----- Data for this task
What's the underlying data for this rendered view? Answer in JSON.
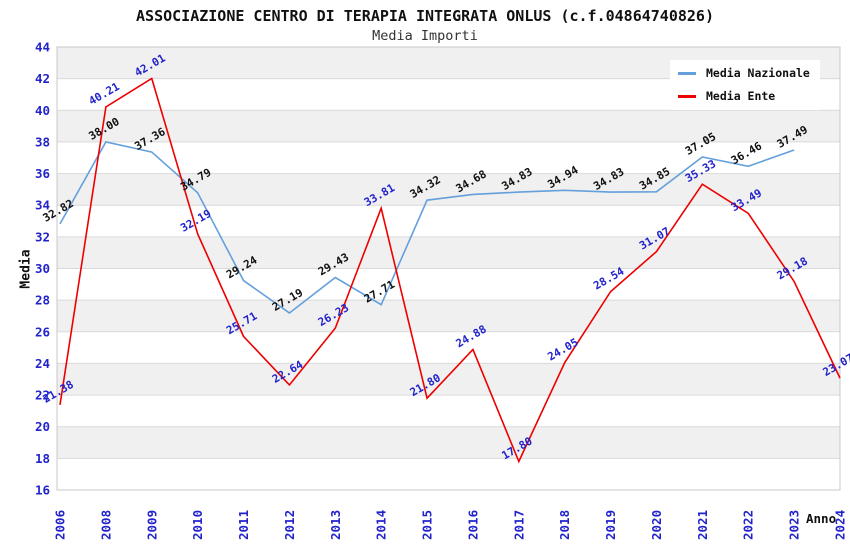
{
  "header": {
    "title": "ASSOCIAZIONE CENTRO DI TERAPIA INTEGRATA ONLUS (c.f.04864740826)",
    "subtitle": "Media Importi"
  },
  "axes": {
    "y_title": "Media",
    "x_title": "Anno"
  },
  "legend": {
    "items": [
      {
        "label": "Media Nazionale",
        "color": "#64a0dc"
      },
      {
        "label": "Media Ente",
        "color": "#ee0000"
      }
    ]
  },
  "colors": {
    "tick_label": "#2323cc",
    "band": "#f0f0f0",
    "band_alt": "#ffffff",
    "grid": "#dadada",
    "plot_border": "#c8c8c8",
    "nazionale_line": "#64a0dc",
    "ente_line": "#ee0000",
    "nazionale_point_label": "#111111",
    "ente_point_label": "#2323cc"
  },
  "chart_data": {
    "type": "line",
    "title": "ASSOCIAZIONE CENTRO DI TERAPIA INTEGRATA ONLUS (c.f.04864740826)",
    "subtitle": "Media Importi",
    "xlabel": "Anno",
    "ylabel": "Media",
    "ylim": [
      16,
      44
    ],
    "ytick_step": 2,
    "yticks": [
      44,
      42,
      40,
      38,
      36,
      34,
      32,
      30,
      28,
      26,
      24,
      22,
      20,
      18,
      16
    ],
    "grid": true,
    "bands": "alternating-horizontal",
    "legend_position": "top-right",
    "point_labels": "values shown at each point, rotated",
    "categories": [
      "2006",
      "2008",
      "2009",
      "2010",
      "2011",
      "2012",
      "2013",
      "2014",
      "2015",
      "2016",
      "2017",
      "2018",
      "2019",
      "2020",
      "2021",
      "2022",
      "2023",
      "2024"
    ],
    "series": [
      {
        "name": "Media Nazionale",
        "color": "#64a0dc",
        "label_color": "#111111",
        "values": [
          32.82,
          38.0,
          37.36,
          34.79,
          29.24,
          27.19,
          29.43,
          27.71,
          34.32,
          34.68,
          34.83,
          34.94,
          34.83,
          34.85,
          37.05,
          36.46,
          37.49,
          null
        ]
      },
      {
        "name": "Media Ente",
        "color": "#ee0000",
        "label_color": "#2323cc",
        "values": [
          21.38,
          40.21,
          42.01,
          32.19,
          25.71,
          22.64,
          26.23,
          33.81,
          21.8,
          24.88,
          17.8,
          24.05,
          28.54,
          31.07,
          35.33,
          33.49,
          29.18,
          23.07
        ]
      }
    ]
  }
}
----------
▶ _Given task_:
Reproduce each line of the records exactly, and omit every picture.

▶ _Solution below_:
What's the underlying data for this rendered view? Answer in JSON.
{
  "header": {
    "title": "ASSOCIAZIONE CENTRO DI TERAPIA INTEGRATA ONLUS (c.f.04864740826)",
    "subtitle": "Media Importi"
  },
  "axes": {
    "y_title": "Media",
    "x_title": "Anno"
  },
  "legend": {
    "items": [
      {
        "label": "Media Nazionale",
        "color": "#64a0dc"
      },
      {
        "label": "Media Ente",
        "color": "#ee0000"
      }
    ]
  },
  "colors": {
    "tick_label": "#2323cc",
    "band": "#f0f0f0",
    "band_alt": "#ffffff",
    "grid": "#dadada",
    "plot_border": "#c8c8c8",
    "nazionale_line": "#64a0dc",
    "ente_line": "#ee0000",
    "nazionale_point_label": "#111111",
    "ente_point_label": "#2323cc"
  },
  "chart_data": {
    "type": "line",
    "title": "ASSOCIAZIONE CENTRO DI TERAPIA INTEGRATA ONLUS (c.f.04864740826)",
    "subtitle": "Media Importi",
    "xlabel": "Anno",
    "ylabel": "Media",
    "ylim": [
      16,
      44
    ],
    "ytick_step": 2,
    "yticks": [
      44,
      42,
      40,
      38,
      36,
      34,
      32,
      30,
      28,
      26,
      24,
      22,
      20,
      18,
      16
    ],
    "grid": true,
    "bands": "alternating-horizontal",
    "legend_position": "top-right",
    "point_labels": "values shown at each point, rotated",
    "categories": [
      "2006",
      "2008",
      "2009",
      "2010",
      "2011",
      "2012",
      "2013",
      "2014",
      "2015",
      "2016",
      "2017",
      "2018",
      "2019",
      "2020",
      "2021",
      "2022",
      "2023",
      "2024"
    ],
    "series": [
      {
        "name": "Media Nazionale",
        "color": "#64a0dc",
        "label_color": "#111111",
        "values": [
          32.82,
          38.0,
          37.36,
          34.79,
          29.24,
          27.19,
          29.43,
          27.71,
          34.32,
          34.68,
          34.83,
          34.94,
          34.83,
          34.85,
          37.05,
          36.46,
          37.49,
          null
        ]
      },
      {
        "name": "Media Ente",
        "color": "#ee0000",
        "label_color": "#2323cc",
        "values": [
          21.38,
          40.21,
          42.01,
          32.19,
          25.71,
          22.64,
          26.23,
          33.81,
          21.8,
          24.88,
          17.8,
          24.05,
          28.54,
          31.07,
          35.33,
          33.49,
          29.18,
          23.07
        ]
      }
    ]
  }
}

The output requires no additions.